▶ _Task to carry out_
Reproduce all of the data word for word.

#####

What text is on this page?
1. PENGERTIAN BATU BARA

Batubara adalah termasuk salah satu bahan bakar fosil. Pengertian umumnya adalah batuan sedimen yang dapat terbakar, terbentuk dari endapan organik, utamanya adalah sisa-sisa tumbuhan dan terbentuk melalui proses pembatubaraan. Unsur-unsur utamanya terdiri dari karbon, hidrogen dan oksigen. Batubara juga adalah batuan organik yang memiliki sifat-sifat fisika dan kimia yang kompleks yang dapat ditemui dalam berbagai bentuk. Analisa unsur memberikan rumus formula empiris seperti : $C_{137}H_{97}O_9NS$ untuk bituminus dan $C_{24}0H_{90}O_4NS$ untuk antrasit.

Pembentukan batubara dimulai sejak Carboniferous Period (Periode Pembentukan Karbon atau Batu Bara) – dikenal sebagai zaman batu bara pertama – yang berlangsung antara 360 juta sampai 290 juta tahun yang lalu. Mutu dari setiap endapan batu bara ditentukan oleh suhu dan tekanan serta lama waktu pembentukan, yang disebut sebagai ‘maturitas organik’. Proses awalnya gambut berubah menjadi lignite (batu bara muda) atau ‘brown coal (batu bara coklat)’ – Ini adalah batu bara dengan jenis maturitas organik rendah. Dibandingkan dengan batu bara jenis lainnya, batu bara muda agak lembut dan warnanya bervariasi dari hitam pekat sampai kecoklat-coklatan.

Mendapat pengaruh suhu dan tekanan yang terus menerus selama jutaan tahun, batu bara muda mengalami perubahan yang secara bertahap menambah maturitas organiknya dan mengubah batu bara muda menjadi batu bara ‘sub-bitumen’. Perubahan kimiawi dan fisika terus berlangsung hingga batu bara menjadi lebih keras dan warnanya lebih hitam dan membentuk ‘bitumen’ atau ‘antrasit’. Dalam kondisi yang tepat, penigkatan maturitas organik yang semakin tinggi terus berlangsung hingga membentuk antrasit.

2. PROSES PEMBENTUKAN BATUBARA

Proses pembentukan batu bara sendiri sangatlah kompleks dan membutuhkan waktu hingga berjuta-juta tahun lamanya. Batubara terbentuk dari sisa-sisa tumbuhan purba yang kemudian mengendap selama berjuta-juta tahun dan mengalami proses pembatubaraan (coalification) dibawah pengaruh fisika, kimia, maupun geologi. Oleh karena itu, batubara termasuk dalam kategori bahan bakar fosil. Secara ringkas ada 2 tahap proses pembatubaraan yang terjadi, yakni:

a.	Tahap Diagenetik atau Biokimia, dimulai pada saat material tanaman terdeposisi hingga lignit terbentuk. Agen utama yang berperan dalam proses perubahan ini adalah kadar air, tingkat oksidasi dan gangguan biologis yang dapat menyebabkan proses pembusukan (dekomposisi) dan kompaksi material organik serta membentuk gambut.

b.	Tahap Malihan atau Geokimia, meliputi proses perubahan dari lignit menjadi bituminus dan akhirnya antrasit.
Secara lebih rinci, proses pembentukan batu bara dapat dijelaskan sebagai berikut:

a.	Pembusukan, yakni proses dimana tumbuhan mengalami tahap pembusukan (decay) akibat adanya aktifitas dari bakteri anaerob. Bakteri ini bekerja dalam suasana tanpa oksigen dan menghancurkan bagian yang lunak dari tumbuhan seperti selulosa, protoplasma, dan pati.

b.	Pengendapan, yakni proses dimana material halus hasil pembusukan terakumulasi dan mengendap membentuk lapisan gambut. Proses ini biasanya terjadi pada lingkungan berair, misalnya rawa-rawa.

#####

▶ _Correct answer_
What text is on this page?
1. PENGERTIAN BATU BARA

Batubara adalah termasuk salah satu bahan bakar fosil. Pengertian umumnya adalah batuan sedimen yang dapat terbakar, terbentuk dari endapan organik, utamanya adalah sisa-sisa tumbuhan dan terbentuk melalui proses pembatubaraan. Unsur-unsur utamanya terdiri dari karbon, hidrogen dan oksigen. Batubara juga adalah batuan organik yang memiliki sifat-sifat fisika dan kimia yang kompleks yang dapat ditemui dalam berbagai bentuk. Analisa unsur memberikan rumus formula empiris seperti : $C_{137}H_{97}O_9NS$ untuk bituminus dan $C_{24}0H_{90}O_4NS$ untuk antrasit.

Pembentukan batubara dimulai sejak Carboniferous Period (Periode Pembentukan Karbon atau Batu Bara) – dikenal sebagai zaman batu bara pertama – yang berlangsung antara 360 juta sampai 290 juta tahun yang lalu. Mutu dari setiap endapan batu bara ditentukan oleh suhu dan tekanan serta lama waktu pembentukan, yang disebut sebagai ‘maturitas organik’. Proses awalnya gambut berubah menjadi lignite (batu bara muda) atau ‘brown coal (batu bara coklat)’ – Ini adalah batu bara dengan jenis maturitas organik rendah. Dibandingkan dengan batu bara jenis lainnya, batu bara muda agak lembut dan warnanya bervariasi dari hitam pekat sampai kecoklat-coklatan.

Mendapat pengaruh suhu dan tekanan yang terus menerus selama jutaan tahun, batu bara muda mengalami perubahan yang secara bertahap menambah maturitas organiknya dan mengubah batu bara muda menjadi batu bara ‘sub-bitumen’. Perubahan kimiawi dan fisika terus berlangsung hingga batu bara menjadi lebih keras dan warnanya lebih hitam dan membentuk ‘bitumen’ atau ‘antrasit’. Dalam kondisi yang tepat, penigkatan maturitas organik yang semakin tinggi terus berlangsung hingga membentuk antrasit.

2. PROSES PEMBENTUKAN BATUBARA

Proses pembentukan batu bara sendiri sangatlah kompleks dan membutuhkan waktu hingga berjuta-juta tahun lamanya. Batubara terbentuk dari sisa-sisa tumbuhan purba yang kemudian mengendap selama berjuta-juta tahun dan mengalami proses pembatubaraan (coalification) dibawah pengaruh fisika, kimia, maupun geologi. Oleh karena itu, batubara termasuk dalam kategori bahan bakar fosil. Secara ringkas ada 2 tahap proses pembatubaraan yang terjadi, yakni:

a.	Tahap Diagenetik atau Biokimia, dimulai pada saat material tanaman terdeposisi hingga lignit terbentuk. Agen utama yang berperan dalam proses perubahan ini adalah kadar air, tingkat oksidasi dan gangguan biologis yang dapat menyebabkan proses pembusukan (dekomposisi) dan kompaksi material organik serta membentuk gambut.

b.	Tahap Malihan atau Geokimia, meliputi proses perubahan dari lignit menjadi bituminus dan akhirnya antrasit.
Secara lebih rinci, proses pembentukan batu bara dapat dijelaskan sebagai berikut:

a.	Pembusukan, yakni proses dimana tumbuhan mengalami tahap pembusukan (decay) akibat adanya aktifitas dari bakteri anaerob. Bakteri ini bekerja dalam suasana tanpa oksigen dan menghancurkan bagian yang lunak dari tumbuhan seperti selulosa, protoplasma, dan pati.

b.	Pengendapan, yakni proses dimana material halus hasil pembusukan terakumulasi dan mengendap membentuk lapisan gambut. Proses ini biasanya terjadi pada lingkungan berair, misalnya rawa-rawa.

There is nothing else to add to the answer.